- _Short exercise_
Copy everything in the listing below word for word, apart from any images.

>> start Information shown

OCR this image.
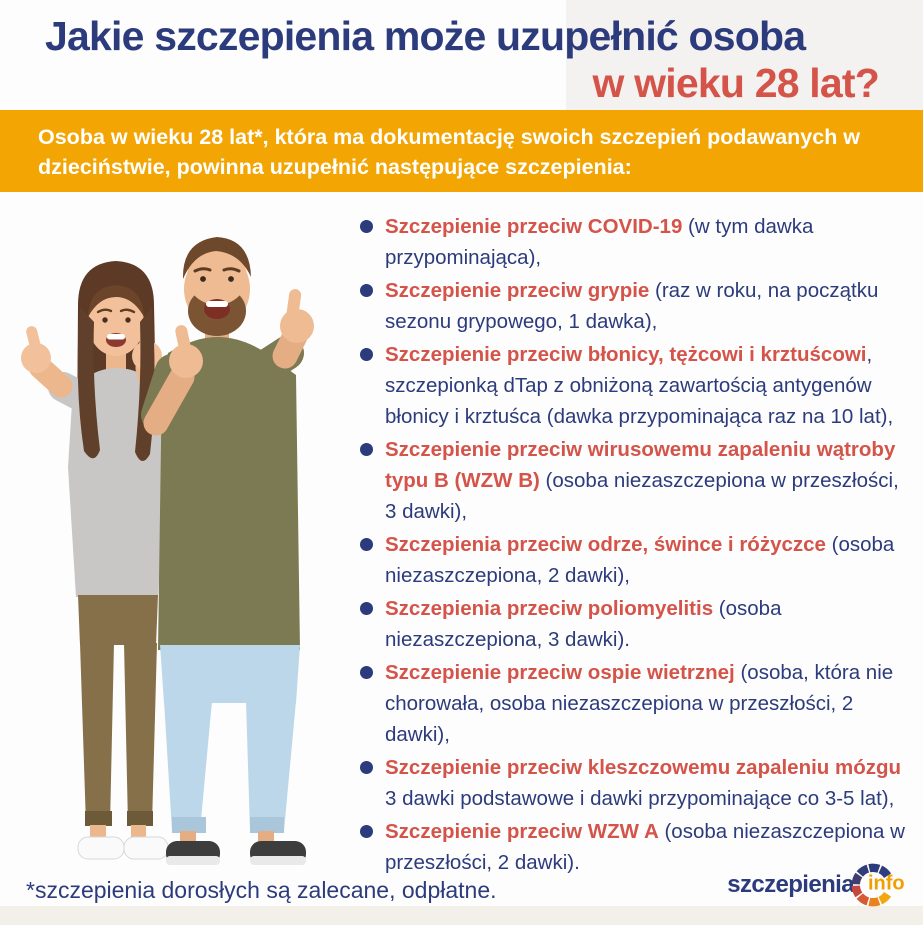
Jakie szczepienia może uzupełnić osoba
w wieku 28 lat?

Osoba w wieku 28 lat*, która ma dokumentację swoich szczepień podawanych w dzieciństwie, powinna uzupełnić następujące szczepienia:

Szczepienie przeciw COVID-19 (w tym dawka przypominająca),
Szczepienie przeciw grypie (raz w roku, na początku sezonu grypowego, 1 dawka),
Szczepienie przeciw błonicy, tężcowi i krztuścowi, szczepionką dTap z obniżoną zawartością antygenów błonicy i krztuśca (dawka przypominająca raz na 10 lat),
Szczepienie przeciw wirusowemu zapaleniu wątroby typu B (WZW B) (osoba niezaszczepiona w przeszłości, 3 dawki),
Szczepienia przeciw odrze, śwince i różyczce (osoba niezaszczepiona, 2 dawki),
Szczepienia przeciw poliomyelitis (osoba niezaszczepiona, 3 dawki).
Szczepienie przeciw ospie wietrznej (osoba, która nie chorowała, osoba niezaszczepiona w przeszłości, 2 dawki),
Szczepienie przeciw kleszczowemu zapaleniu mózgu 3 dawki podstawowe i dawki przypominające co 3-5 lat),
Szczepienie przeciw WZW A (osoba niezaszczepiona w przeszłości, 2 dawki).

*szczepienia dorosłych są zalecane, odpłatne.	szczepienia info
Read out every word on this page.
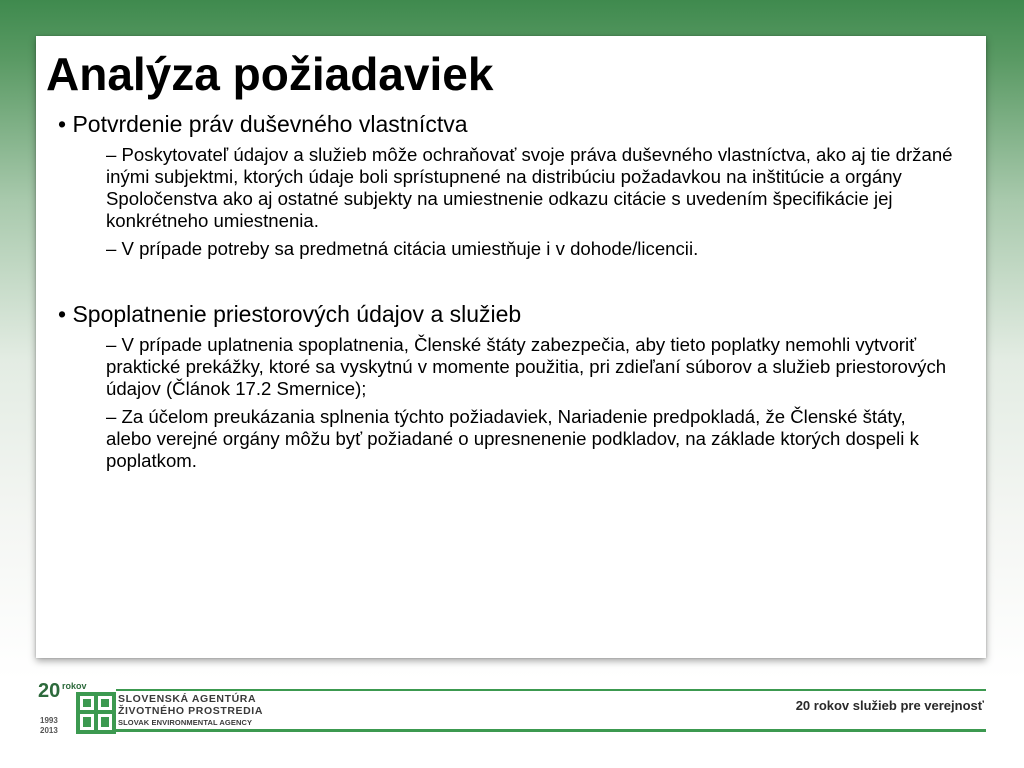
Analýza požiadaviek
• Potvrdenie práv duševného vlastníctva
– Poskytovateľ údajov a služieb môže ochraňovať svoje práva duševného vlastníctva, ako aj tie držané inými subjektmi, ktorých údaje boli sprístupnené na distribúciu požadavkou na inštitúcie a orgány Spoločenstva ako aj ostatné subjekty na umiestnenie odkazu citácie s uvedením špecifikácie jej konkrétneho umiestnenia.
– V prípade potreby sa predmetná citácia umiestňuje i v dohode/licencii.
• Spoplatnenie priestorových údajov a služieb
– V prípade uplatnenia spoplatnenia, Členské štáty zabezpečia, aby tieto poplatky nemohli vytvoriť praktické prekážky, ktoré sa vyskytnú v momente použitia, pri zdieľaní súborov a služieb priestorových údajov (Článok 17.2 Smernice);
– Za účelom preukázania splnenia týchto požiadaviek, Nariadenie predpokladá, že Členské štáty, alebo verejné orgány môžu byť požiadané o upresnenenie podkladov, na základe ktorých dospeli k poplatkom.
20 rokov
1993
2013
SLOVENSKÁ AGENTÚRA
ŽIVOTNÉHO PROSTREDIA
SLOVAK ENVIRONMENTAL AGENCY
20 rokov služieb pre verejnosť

>> end Information shown

- _Problem solution_
OCR this image.
Jakie szczepienia może uzupełnić osoba
w wieku 28 lat?

Osoba w wieku 28 lat*, która ma dokumentację swoich szczepień podawanych w dzieciństwie, powinna uzupełnić następujące szczepienia:

Szczepienie przeciw COVID-19 (w tym dawka przypominająca),
Szczepienie przeciw grypie (raz w roku, na początku sezonu grypowego, 1 dawka),
Szczepienie przeciw błonicy, tężcowi i krztuścowi, szczepionką dTap z obniżoną zawartością antygenów błonicy i krztuśca (dawka przypominająca raz na 10 lat),
Szczepienie przeciw wirusowemu zapaleniu wątroby typu B (WZW B) (osoba niezaszczepiona w przeszłości, 3 dawki),
Szczepienia przeciw odrze, śwince i różyczce (osoba niezaszczepiona, 2 dawki),
Szczepienia przeciw poliomyelitis (osoba niezaszczepiona, 3 dawki).
Szczepienie przeciw ospie wietrznej (osoba, która nie chorowała, osoba niezaszczepiona w przeszłości, 2 dawki),
Szczepienie przeciw kleszczowemu zapaleniu mózgu 3 dawki podstawowe i dawki przypominające co 3-5 lat),
Szczepienie przeciw WZW A (osoba niezaszczepiona w przeszłości, 2 dawki).

*szczepienia dorosłych są zalecane, odpłatne.	szczepienia info
Read out every word on this page.
Analýza požiadaviek
• Potvrdenie práv duševného vlastníctva
– Poskytovateľ údajov a služieb môže ochraňovať svoje práva duševného vlastníctva, ako aj tie držané inými subjektmi, ktorých údaje boli sprístupnené na distribúciu požadavkou na inštitúcie a orgány Spoločenstva ako aj ostatné subjekty na umiestnenie odkazu citácie s uvedením špecifikácie jej konkrétneho umiestnenia.
– V prípade potreby sa predmetná citácia umiestňuje i v dohode/licencii.
• Spoplatnenie priestorových údajov a služieb
– V prípade uplatnenia spoplatnenia, Členské štáty zabezpečia, aby tieto poplatky nemohli vytvoriť praktické prekážky, ktoré sa vyskytnú v momente použitia, pri zdieľaní súborov a služieb priestorových údajov (Článok 17.2 Smernice);
– Za účelom preukázania splnenia týchto požiadaviek, Nariadenie predpokladá, že Členské štáty, alebo verejné orgány môžu byť požiadané o upresnenenie podkladov, na základe ktorých dospeli k poplatkom.
20 rokov
1993
2013
SLOVENSKÁ AGENTÚRA
ŽIVOTNÉHO PROSTREDIA
SLOVAK ENVIRONMENTAL AGENCY
20 rokov služieb pre verejnosť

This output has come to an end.